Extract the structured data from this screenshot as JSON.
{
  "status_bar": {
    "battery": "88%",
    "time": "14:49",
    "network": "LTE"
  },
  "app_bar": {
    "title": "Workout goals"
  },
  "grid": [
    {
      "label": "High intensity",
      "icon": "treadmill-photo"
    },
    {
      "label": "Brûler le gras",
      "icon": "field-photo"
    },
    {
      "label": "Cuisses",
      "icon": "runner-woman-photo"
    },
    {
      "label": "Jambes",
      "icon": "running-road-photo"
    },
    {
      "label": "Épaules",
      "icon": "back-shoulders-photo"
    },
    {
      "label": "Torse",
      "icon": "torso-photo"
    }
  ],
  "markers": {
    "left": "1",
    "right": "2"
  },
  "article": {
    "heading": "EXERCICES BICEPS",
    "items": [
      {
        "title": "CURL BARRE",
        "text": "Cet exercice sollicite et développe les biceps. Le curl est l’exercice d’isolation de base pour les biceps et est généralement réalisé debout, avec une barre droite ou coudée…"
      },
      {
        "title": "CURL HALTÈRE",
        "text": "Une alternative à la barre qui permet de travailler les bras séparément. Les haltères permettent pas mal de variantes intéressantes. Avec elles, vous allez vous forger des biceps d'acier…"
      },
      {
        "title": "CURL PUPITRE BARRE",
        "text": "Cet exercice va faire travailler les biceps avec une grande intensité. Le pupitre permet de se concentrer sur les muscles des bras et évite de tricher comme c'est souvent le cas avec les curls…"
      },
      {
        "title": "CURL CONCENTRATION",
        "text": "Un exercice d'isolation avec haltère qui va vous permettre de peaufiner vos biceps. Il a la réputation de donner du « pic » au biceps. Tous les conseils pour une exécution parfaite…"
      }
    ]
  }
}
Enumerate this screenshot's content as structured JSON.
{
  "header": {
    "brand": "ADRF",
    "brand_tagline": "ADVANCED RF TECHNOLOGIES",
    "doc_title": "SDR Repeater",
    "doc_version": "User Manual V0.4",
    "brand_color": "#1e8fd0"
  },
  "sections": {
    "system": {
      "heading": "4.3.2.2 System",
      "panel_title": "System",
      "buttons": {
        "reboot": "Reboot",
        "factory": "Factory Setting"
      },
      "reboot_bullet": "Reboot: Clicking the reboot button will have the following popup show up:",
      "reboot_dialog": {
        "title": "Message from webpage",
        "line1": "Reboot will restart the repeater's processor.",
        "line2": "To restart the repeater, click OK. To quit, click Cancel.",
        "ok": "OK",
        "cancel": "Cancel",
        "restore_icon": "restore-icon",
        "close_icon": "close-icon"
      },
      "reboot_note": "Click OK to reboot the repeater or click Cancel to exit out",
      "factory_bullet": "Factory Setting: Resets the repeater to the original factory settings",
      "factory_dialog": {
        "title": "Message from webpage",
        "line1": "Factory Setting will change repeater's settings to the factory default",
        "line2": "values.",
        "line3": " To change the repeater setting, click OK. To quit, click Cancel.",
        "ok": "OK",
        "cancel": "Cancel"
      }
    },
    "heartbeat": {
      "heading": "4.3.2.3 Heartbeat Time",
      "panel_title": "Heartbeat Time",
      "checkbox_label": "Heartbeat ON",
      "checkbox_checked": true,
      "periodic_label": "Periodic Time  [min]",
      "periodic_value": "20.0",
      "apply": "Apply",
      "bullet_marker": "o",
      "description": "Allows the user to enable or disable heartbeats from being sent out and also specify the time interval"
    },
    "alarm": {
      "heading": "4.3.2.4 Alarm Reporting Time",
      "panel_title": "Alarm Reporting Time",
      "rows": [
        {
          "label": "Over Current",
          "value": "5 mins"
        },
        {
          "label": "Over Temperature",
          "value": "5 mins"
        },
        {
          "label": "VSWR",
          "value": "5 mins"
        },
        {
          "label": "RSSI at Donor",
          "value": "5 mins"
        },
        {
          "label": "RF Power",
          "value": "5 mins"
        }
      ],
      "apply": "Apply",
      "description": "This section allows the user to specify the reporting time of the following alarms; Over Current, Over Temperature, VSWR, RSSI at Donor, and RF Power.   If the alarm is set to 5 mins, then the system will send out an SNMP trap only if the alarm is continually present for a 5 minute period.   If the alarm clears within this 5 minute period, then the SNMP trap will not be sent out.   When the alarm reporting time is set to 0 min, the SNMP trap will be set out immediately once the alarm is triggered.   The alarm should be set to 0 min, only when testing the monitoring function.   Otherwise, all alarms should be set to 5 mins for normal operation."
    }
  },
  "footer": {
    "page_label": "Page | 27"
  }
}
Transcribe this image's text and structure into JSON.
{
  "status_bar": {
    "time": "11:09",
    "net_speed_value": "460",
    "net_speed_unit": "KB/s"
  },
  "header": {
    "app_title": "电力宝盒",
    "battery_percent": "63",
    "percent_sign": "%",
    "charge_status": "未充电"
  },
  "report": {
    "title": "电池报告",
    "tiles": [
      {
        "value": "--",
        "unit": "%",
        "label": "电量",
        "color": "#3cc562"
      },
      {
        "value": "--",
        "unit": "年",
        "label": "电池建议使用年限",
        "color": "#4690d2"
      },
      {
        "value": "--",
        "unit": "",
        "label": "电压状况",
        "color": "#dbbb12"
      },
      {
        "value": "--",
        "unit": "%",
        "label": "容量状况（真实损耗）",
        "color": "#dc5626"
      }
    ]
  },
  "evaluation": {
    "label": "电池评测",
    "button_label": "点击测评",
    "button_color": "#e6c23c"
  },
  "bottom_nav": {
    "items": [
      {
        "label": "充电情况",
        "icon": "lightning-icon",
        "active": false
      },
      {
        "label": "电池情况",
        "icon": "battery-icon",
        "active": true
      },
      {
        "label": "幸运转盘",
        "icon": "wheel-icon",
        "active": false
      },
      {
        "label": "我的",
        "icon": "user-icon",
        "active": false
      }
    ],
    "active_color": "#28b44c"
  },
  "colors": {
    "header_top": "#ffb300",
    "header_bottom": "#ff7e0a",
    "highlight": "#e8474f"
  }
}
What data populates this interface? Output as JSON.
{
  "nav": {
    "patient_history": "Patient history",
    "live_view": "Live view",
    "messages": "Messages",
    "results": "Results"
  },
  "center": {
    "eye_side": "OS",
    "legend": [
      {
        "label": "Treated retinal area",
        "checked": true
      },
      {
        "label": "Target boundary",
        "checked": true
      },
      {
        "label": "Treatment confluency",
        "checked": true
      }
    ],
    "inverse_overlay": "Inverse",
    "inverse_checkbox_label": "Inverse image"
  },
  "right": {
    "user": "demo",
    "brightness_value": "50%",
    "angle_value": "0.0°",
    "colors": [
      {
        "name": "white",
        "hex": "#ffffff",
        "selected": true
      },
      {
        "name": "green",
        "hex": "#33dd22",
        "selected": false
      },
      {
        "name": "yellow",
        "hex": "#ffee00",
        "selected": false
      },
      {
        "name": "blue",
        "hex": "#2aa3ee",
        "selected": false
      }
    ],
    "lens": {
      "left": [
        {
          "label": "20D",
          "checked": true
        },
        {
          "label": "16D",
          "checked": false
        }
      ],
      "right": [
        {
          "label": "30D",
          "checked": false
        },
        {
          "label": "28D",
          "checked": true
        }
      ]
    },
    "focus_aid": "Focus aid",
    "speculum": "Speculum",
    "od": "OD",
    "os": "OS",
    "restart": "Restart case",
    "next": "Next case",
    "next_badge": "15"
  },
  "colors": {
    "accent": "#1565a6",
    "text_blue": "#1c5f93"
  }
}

### GIVEN INSTRUCTION
Identify and extract each line of the listing that contains "Inverse".

### FINAL ANSWER
    "inverse_overlay": "Inverse",
    "inverse_checkbox_label": "Inverse image"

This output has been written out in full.